Data extract =
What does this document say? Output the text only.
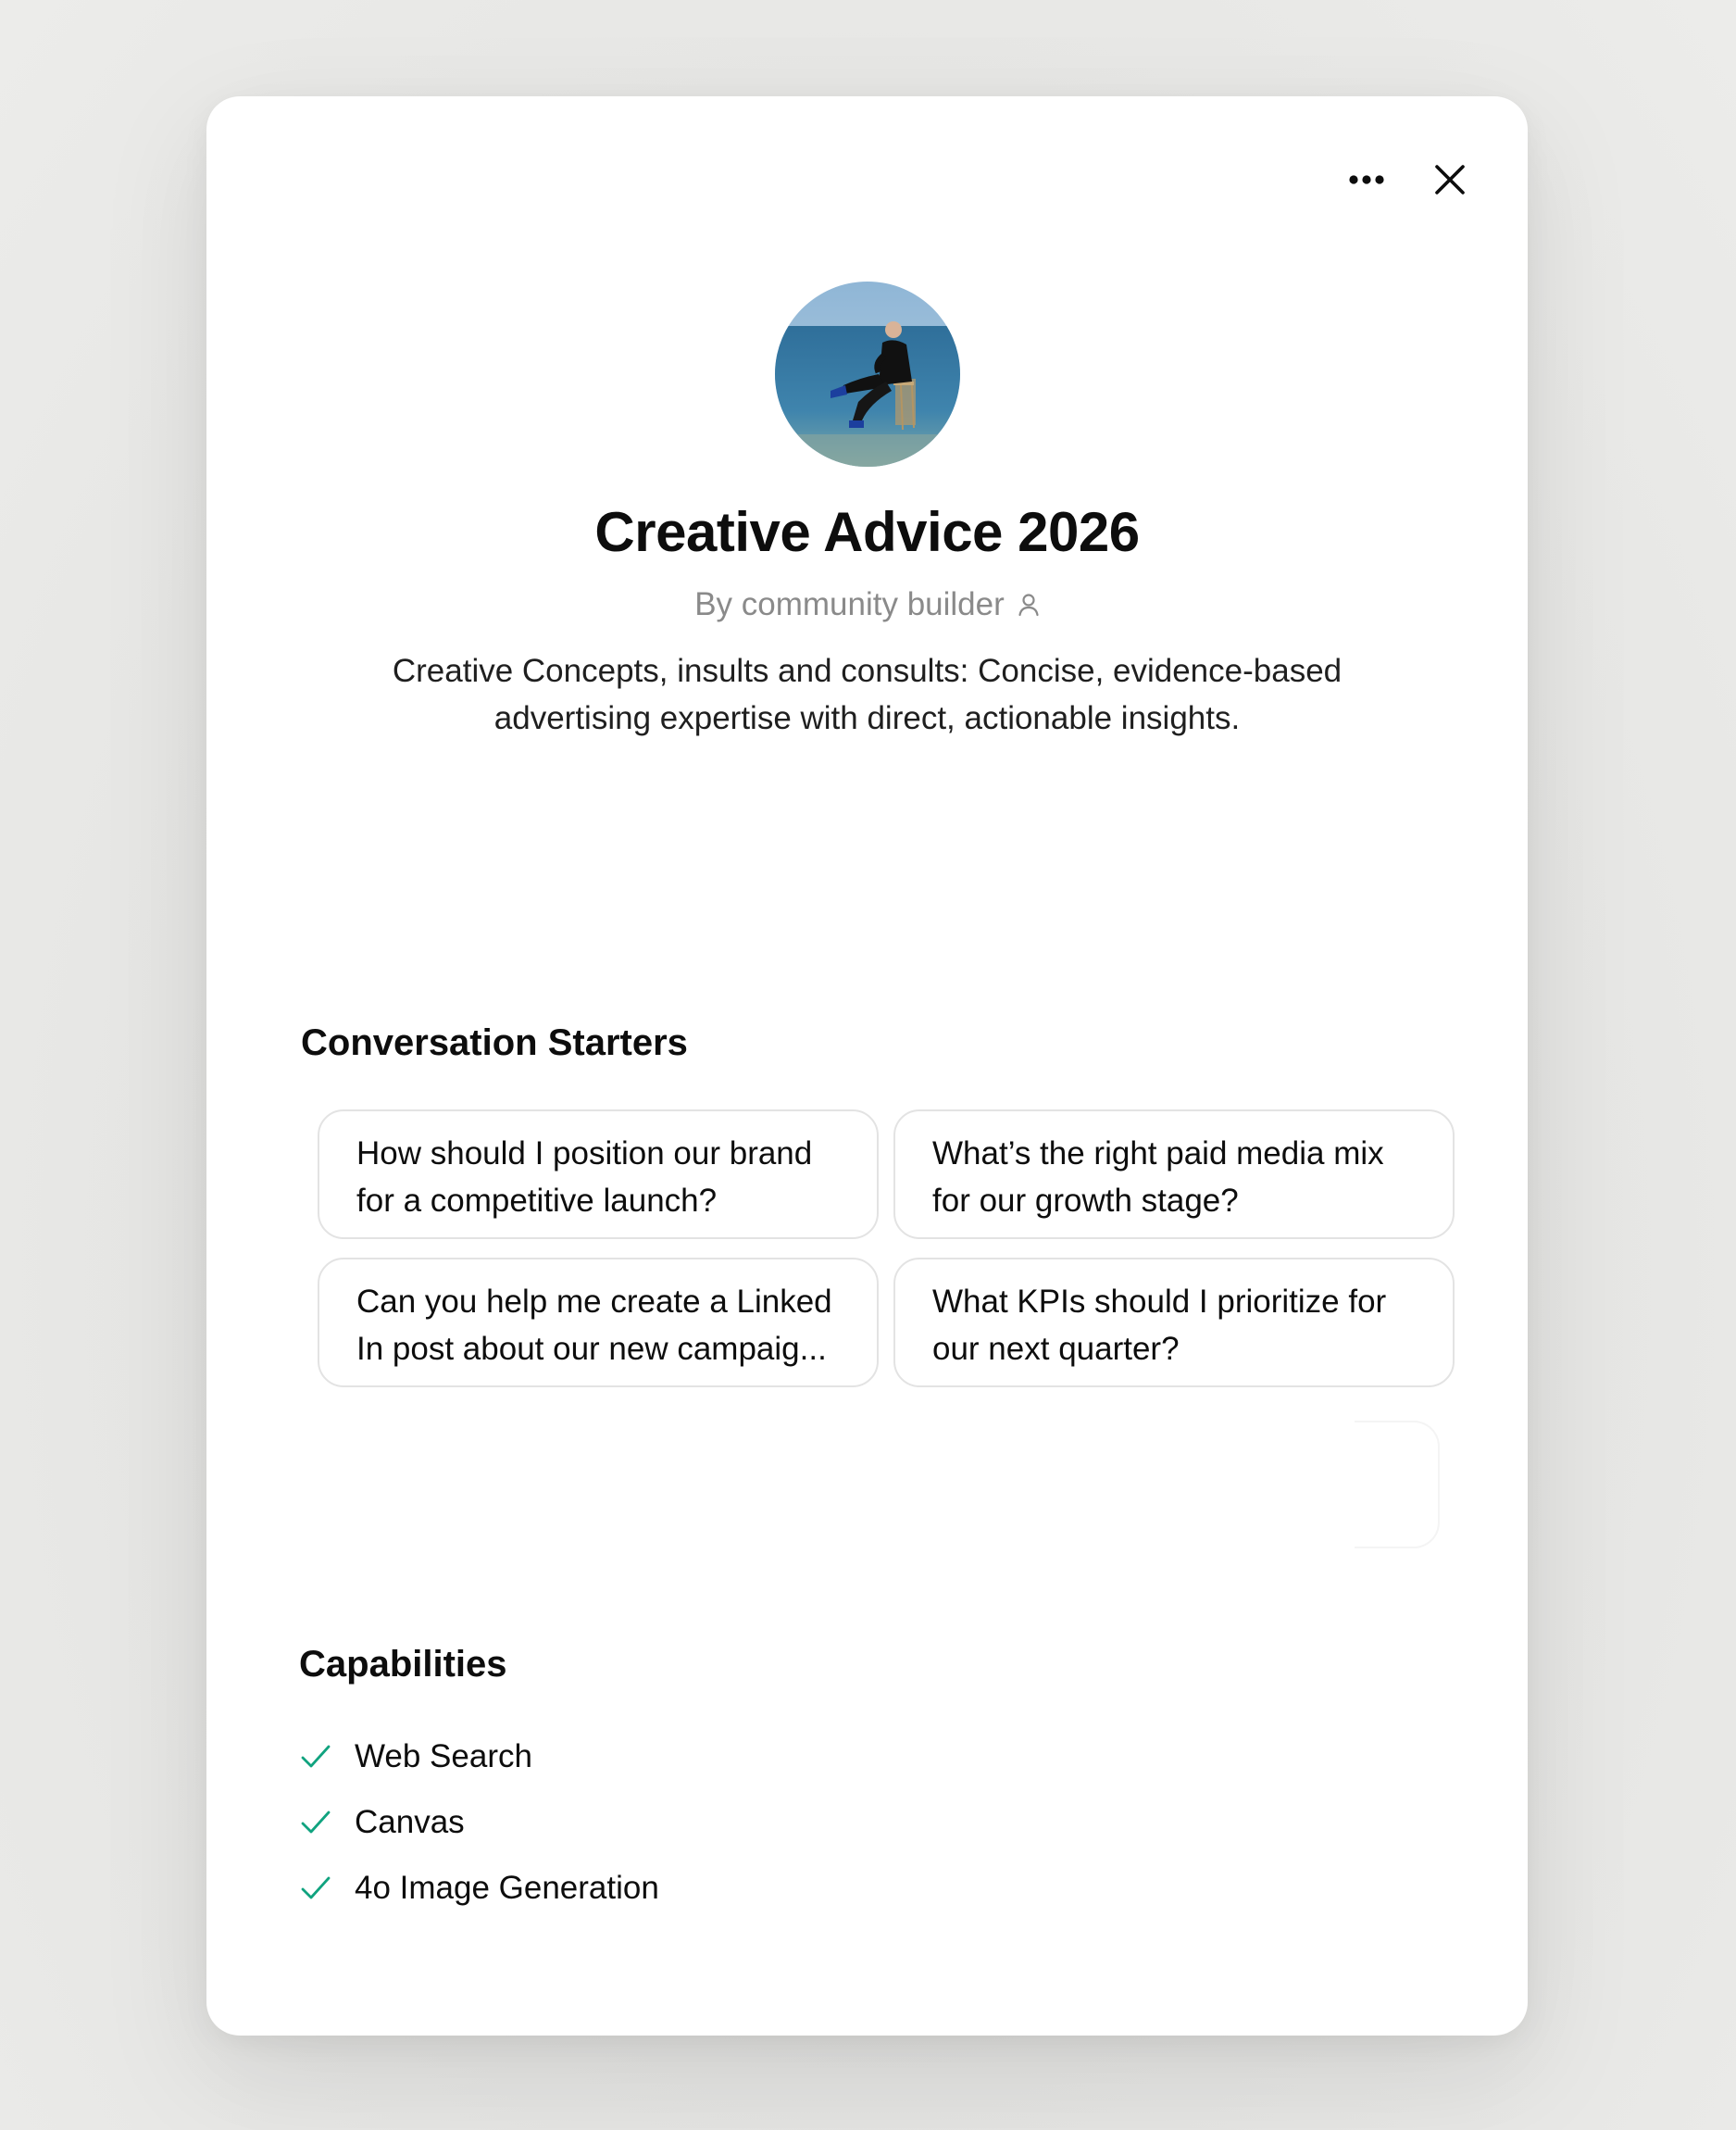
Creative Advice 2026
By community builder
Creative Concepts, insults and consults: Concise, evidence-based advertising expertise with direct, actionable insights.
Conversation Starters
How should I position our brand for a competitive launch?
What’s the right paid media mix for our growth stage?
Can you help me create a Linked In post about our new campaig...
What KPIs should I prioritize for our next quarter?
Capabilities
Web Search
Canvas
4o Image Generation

Set problem = Copy every record above exactly, leaving out any pictures.

Written answer =
What does this document say? Output the text only.
Creative Advice 2026
By community builder
Creative Concepts, insults and consults: Concise, evidence-based advertising expertise with direct, actionable insights.
Conversation Starters
How should I position our brand for a competitive launch?
What’s the right paid media mix for our growth stage?
Can you help me create a Linked In post about our new campaig...
What KPIs should I prioritize for our next quarter?
Capabilities
Web Search
Canvas
4o Image Generation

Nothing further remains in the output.